Print verbatim everything from the first line of the data down to the line containing "feed-header: All related", with both of those lines included.

Begin Data provided

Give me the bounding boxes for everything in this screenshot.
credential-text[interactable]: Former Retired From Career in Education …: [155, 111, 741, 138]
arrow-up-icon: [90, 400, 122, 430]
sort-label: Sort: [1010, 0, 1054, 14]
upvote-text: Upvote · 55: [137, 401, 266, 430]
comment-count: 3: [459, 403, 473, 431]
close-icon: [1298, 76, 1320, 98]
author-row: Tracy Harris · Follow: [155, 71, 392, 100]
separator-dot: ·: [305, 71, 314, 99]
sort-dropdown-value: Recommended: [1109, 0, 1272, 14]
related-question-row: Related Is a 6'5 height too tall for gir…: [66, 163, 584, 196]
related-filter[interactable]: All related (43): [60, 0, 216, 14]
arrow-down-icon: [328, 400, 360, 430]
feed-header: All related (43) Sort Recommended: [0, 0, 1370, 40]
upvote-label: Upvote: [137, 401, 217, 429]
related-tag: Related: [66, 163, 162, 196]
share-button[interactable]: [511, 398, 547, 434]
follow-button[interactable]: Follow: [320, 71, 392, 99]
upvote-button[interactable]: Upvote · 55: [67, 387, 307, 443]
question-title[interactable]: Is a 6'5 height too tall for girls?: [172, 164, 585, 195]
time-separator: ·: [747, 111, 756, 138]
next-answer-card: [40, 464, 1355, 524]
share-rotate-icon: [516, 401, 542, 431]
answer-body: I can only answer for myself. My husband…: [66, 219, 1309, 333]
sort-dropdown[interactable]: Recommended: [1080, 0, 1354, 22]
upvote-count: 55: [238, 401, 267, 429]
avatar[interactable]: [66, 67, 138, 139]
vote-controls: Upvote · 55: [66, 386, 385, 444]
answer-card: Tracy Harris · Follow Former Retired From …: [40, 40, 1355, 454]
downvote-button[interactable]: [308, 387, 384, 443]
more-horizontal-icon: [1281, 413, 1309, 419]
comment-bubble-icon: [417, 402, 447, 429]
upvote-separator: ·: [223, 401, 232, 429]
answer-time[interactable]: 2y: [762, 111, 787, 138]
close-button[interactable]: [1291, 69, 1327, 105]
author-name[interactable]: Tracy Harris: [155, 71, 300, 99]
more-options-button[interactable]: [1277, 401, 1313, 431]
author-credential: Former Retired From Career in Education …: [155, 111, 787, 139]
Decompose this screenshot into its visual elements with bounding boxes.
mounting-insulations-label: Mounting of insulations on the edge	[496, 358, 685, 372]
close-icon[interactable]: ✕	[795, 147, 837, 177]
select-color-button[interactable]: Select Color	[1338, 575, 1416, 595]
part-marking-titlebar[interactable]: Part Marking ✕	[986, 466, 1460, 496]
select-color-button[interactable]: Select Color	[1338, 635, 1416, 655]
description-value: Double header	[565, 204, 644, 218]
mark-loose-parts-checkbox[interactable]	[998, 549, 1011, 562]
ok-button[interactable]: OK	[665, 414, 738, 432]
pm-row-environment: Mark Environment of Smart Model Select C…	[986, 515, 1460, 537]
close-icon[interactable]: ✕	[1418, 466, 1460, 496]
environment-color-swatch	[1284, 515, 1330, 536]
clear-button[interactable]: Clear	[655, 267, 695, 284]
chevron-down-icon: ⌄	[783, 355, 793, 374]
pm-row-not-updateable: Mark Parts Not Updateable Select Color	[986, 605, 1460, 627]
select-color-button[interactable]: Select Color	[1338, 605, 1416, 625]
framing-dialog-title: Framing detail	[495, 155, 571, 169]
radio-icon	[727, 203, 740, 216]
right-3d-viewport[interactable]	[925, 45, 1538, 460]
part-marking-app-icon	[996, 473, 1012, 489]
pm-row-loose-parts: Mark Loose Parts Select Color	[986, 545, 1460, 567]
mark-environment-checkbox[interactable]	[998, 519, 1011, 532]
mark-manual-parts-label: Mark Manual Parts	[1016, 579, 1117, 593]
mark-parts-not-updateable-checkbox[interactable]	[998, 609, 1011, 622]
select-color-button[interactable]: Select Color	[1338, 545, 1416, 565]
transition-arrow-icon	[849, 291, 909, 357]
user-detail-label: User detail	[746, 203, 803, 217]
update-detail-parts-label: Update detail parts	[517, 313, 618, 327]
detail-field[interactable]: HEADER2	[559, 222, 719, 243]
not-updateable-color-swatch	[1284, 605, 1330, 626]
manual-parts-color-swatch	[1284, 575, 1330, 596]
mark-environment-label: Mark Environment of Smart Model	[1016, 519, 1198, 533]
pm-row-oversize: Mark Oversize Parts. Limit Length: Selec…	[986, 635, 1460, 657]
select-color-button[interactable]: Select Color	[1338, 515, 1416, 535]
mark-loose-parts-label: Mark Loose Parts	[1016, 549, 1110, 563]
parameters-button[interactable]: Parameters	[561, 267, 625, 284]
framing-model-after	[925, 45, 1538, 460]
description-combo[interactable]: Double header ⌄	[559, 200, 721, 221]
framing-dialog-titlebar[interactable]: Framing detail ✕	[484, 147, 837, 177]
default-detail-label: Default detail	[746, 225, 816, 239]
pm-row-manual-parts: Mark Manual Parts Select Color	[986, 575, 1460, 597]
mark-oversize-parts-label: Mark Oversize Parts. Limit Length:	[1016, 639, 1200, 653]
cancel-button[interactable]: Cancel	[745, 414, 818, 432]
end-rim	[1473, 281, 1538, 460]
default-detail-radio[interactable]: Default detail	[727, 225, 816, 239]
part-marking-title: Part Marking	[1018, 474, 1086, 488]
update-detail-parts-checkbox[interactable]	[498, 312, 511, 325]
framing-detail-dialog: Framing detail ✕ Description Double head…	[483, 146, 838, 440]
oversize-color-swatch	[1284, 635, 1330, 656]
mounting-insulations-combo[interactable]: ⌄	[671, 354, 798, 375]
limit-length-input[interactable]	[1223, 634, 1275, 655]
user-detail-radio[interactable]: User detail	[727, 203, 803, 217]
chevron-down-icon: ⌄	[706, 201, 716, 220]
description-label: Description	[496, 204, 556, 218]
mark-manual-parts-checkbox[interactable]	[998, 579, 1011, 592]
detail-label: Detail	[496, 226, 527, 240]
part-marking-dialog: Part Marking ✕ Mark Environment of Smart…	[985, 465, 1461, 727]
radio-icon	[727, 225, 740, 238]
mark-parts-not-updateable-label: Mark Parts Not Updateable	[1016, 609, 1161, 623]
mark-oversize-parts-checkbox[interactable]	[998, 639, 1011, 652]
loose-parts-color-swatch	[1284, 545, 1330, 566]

End Data provided

### Right answer
Give me the bounding boxes for everything in this screenshot.
credential-text[interactable]: Former Retired From Career in Education …: [155, 111, 741, 138]
arrow-up-icon: [90, 400, 122, 430]
sort-label: Sort: [1010, 0, 1054, 14]
upvote-text: Upvote · 55: [137, 401, 266, 430]
comment-count: 3: [459, 403, 473, 431]
close-icon: [1298, 76, 1320, 98]
author-row: Tracy Harris · Follow: [155, 71, 392, 100]
separator-dot: ·: [305, 71, 314, 99]
sort-dropdown-value: Recommended: [1109, 0, 1272, 14]
related-question-row: Related Is a 6'5 height too tall for gir…: [66, 163, 584, 196]
related-filter[interactable]: All related (43): [60, 0, 216, 14]
arrow-down-icon: [328, 400, 360, 430]
feed-header: All related (43) Sort Recommended: [0, 0, 1370, 40]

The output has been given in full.